TASK DIRECTIONS
Report every line in the listing that contains the string "content".
——
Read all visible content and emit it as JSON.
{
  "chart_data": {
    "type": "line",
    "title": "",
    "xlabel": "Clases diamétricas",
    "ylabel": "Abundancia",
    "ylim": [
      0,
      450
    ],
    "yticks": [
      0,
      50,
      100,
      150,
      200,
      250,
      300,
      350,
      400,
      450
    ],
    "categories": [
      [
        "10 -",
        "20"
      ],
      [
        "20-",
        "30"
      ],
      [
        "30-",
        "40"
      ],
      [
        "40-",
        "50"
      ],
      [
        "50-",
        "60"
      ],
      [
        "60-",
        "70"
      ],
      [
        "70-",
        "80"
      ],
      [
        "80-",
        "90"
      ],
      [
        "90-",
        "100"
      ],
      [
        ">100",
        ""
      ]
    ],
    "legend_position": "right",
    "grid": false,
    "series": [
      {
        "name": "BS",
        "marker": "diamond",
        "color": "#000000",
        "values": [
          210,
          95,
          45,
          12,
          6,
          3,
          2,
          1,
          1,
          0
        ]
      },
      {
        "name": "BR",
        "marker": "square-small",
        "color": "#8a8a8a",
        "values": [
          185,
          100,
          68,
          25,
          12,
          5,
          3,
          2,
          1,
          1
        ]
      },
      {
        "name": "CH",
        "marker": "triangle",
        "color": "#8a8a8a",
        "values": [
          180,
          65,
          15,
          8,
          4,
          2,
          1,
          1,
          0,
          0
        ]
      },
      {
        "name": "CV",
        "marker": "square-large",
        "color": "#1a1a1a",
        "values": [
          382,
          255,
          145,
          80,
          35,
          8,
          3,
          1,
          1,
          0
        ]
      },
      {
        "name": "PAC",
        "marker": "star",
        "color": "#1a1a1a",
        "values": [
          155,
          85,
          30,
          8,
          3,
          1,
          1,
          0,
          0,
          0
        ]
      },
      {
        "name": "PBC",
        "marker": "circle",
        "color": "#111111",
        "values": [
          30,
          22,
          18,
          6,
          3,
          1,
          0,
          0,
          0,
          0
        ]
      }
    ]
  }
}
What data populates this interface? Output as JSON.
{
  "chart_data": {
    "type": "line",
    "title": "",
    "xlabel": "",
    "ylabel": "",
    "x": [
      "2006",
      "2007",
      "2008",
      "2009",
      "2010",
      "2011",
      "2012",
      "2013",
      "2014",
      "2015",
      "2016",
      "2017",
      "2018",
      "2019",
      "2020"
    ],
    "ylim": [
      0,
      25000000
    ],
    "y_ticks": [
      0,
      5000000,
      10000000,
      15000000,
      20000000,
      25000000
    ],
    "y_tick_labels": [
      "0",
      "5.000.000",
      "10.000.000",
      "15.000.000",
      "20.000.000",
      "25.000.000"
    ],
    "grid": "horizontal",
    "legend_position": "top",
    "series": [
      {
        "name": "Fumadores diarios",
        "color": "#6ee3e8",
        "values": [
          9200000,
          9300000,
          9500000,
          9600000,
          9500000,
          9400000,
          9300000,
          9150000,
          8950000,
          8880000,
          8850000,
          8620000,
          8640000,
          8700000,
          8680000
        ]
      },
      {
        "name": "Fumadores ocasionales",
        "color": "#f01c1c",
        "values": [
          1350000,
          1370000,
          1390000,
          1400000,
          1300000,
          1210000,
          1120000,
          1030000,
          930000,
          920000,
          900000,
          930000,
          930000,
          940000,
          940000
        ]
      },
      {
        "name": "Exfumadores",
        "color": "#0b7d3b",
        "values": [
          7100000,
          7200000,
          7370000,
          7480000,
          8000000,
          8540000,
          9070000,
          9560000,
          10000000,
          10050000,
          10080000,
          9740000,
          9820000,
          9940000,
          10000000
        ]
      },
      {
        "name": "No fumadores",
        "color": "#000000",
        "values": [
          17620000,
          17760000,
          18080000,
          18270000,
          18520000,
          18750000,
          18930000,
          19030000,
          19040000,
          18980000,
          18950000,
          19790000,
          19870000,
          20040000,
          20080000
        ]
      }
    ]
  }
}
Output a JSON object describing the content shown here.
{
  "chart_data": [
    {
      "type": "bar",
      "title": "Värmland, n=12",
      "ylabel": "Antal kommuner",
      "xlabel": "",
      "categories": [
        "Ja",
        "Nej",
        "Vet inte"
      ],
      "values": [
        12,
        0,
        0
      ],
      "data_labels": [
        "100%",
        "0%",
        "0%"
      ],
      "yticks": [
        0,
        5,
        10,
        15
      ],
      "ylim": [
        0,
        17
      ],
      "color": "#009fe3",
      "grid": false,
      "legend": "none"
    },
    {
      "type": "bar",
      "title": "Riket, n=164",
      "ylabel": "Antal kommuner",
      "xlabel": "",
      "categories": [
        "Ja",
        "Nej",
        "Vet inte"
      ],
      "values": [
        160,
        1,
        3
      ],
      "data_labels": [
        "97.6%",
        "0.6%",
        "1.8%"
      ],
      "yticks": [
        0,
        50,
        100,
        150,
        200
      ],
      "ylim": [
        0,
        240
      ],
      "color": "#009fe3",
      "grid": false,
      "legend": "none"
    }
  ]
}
——
EXERCISE ANSWER
Read all visible content and emit it as JSON.
Output a JSON object describing the content shown here.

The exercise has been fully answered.